Given exercise:
Each line of the listing that contains the word "JSON" is to be copied.

---------- Data to use ----------

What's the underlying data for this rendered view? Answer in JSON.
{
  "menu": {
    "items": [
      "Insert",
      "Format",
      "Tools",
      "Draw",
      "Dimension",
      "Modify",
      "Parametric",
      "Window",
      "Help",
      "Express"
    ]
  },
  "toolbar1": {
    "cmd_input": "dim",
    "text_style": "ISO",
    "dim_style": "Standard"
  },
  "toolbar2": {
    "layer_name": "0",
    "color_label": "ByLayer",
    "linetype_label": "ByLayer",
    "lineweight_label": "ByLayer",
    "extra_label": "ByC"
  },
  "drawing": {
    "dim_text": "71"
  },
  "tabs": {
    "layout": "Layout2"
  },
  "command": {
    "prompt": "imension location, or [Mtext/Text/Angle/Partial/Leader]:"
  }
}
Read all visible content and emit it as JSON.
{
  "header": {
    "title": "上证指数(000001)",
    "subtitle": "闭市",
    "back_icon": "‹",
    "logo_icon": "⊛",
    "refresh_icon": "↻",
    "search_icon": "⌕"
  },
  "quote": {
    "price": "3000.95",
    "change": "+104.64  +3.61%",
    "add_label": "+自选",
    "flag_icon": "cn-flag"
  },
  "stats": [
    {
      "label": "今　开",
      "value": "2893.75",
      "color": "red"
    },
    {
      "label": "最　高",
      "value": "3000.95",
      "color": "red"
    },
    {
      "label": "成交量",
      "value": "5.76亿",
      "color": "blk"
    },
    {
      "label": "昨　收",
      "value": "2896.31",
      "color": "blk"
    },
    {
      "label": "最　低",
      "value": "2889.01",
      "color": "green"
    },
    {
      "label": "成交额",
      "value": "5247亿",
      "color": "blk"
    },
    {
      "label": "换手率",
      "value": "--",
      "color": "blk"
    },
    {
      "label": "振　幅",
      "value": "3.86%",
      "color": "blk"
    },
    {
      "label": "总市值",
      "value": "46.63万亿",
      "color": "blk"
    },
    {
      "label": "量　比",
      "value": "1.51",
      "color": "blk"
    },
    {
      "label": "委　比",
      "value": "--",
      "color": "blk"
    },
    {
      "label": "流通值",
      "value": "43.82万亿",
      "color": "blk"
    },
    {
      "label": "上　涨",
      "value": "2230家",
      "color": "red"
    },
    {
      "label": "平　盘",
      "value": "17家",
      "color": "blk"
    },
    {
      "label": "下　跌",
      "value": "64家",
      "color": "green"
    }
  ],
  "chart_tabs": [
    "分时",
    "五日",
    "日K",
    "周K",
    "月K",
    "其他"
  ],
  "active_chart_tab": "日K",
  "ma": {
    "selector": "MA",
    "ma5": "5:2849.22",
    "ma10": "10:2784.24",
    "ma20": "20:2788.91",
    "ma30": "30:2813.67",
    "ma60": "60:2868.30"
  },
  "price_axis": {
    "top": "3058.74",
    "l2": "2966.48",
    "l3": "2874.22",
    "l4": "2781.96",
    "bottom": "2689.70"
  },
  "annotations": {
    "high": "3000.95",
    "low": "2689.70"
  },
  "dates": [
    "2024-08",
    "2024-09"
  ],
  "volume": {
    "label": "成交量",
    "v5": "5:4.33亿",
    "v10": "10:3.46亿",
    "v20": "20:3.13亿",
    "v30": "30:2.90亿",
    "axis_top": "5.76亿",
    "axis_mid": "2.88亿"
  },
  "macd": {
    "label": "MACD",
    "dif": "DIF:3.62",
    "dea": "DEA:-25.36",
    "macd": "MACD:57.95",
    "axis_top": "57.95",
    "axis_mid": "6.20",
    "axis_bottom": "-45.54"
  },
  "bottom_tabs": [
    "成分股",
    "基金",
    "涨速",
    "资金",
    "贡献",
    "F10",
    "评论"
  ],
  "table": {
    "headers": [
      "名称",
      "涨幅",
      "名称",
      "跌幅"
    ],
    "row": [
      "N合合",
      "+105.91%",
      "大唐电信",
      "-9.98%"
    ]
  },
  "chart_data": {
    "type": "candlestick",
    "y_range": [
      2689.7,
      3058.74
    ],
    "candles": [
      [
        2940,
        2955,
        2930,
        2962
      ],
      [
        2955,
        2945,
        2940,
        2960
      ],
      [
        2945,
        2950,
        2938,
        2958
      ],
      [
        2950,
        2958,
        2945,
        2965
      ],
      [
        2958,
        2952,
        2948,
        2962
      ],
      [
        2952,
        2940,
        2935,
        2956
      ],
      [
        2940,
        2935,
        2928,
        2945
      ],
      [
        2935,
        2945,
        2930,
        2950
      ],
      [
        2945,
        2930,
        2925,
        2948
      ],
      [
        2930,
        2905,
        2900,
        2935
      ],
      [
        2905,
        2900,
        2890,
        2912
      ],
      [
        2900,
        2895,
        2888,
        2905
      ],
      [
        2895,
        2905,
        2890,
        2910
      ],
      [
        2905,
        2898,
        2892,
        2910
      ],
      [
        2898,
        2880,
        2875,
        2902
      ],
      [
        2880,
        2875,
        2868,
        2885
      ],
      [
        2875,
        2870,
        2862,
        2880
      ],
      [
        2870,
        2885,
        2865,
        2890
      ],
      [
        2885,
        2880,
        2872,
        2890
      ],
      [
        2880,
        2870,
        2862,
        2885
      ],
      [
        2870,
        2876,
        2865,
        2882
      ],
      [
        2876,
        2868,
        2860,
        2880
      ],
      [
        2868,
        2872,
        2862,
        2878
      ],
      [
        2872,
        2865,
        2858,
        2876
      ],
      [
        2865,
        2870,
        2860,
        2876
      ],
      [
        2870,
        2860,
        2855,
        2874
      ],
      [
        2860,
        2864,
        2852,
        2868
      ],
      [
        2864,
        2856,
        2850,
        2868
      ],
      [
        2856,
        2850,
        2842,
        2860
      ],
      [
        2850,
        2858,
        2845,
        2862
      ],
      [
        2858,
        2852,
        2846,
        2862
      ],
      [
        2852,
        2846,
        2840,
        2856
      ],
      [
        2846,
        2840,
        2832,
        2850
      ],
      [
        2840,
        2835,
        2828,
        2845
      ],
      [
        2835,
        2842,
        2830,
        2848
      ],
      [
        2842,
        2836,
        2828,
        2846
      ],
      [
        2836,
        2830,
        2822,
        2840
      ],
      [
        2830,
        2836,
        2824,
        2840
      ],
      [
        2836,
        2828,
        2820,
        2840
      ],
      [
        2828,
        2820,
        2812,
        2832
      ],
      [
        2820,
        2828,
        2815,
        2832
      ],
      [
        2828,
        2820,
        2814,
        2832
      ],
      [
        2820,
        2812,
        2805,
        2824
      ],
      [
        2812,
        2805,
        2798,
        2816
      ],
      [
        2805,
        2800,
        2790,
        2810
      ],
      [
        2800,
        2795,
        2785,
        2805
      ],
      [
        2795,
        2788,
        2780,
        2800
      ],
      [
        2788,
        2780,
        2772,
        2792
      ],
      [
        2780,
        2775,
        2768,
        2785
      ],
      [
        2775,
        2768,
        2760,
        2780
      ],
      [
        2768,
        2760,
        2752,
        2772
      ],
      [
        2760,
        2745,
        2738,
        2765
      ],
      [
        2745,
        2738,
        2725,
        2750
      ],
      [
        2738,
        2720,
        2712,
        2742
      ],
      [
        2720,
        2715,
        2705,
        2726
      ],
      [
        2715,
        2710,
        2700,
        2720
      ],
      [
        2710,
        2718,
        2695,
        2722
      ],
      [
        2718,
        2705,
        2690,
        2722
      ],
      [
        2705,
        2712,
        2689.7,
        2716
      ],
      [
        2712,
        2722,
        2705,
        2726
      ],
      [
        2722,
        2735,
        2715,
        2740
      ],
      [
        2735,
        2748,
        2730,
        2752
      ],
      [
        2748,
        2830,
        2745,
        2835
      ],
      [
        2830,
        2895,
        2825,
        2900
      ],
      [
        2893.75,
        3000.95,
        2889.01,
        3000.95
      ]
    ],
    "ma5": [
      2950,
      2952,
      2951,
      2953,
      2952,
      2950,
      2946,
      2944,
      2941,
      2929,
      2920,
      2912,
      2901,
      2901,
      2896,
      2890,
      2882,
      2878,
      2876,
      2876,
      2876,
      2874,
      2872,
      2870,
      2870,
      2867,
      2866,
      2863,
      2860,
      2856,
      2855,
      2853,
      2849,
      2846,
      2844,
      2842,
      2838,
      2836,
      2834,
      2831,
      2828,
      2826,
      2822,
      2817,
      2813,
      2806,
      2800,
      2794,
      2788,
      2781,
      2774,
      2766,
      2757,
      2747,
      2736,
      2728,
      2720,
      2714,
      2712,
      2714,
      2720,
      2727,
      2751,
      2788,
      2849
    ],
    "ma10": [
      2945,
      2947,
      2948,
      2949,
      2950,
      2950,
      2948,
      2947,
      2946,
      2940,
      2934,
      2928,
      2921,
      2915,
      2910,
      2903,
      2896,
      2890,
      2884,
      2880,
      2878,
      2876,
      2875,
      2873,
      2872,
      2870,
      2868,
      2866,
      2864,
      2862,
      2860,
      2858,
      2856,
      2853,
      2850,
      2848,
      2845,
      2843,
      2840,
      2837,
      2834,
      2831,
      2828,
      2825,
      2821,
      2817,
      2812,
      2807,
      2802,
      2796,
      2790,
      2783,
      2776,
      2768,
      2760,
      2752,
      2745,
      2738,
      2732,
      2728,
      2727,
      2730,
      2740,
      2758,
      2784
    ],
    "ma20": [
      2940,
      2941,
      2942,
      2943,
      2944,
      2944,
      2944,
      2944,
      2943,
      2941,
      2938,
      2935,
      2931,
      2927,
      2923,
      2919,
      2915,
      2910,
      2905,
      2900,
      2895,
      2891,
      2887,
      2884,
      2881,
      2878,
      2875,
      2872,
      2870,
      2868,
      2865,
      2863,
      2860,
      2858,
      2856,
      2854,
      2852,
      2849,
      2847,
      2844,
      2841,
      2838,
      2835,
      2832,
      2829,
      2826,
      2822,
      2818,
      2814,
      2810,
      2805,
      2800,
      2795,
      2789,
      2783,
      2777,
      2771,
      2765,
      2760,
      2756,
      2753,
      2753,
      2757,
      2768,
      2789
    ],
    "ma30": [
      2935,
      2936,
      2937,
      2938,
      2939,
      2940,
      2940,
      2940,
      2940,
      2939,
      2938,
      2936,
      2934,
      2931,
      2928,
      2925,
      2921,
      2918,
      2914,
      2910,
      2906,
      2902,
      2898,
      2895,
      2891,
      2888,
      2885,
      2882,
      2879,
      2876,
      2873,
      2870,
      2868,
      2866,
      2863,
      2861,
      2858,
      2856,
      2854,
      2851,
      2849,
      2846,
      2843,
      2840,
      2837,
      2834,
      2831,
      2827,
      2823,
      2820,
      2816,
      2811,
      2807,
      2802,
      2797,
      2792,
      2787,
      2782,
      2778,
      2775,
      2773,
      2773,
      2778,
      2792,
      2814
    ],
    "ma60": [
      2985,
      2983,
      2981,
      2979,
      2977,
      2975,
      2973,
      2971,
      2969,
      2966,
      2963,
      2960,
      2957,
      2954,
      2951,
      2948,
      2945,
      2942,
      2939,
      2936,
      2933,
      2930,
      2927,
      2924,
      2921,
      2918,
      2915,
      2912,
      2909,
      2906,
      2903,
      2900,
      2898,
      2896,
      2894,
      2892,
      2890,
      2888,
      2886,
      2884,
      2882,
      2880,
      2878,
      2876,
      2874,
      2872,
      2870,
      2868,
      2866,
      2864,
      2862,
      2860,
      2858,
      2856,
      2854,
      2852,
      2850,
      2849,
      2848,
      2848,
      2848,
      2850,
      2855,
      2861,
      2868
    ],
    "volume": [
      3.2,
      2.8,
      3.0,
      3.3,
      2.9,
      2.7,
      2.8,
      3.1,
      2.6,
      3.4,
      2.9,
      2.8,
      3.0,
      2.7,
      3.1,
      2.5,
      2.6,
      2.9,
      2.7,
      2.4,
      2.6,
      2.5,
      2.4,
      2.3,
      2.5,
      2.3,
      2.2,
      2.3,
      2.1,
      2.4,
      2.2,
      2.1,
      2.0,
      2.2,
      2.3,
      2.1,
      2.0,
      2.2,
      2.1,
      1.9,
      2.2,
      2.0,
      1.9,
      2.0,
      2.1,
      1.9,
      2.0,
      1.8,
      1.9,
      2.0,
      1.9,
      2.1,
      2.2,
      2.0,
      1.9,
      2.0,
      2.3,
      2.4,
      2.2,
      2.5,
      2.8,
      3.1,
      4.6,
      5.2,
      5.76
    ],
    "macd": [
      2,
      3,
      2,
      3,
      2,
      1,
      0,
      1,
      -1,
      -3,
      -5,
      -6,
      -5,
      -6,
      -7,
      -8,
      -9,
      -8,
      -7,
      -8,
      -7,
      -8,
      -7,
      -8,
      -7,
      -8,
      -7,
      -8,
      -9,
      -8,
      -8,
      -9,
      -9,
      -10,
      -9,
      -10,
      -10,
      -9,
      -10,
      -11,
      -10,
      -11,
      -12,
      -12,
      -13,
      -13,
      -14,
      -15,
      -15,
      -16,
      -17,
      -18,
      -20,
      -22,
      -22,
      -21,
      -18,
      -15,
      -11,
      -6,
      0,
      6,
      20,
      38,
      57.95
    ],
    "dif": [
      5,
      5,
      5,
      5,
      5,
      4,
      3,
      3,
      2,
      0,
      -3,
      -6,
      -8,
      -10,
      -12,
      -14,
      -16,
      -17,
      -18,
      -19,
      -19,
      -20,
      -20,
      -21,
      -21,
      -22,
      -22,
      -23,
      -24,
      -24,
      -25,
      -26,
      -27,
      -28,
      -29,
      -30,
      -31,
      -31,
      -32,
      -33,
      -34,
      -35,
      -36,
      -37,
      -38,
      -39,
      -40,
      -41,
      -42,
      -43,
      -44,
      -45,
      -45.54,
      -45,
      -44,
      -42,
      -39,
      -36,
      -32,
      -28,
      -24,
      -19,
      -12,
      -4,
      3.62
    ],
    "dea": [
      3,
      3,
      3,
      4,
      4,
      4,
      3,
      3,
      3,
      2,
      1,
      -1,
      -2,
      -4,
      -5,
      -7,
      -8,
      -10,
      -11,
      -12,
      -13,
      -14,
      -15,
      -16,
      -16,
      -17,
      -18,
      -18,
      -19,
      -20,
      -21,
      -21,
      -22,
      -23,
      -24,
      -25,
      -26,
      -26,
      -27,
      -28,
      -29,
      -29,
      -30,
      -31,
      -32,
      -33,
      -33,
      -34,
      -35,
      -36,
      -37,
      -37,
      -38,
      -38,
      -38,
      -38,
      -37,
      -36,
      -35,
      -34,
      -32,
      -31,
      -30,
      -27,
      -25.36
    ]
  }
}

----------

Final answer:
What's the underlying data for this rendered view? Answer in JSON.
Read all visible content and emit it as JSON.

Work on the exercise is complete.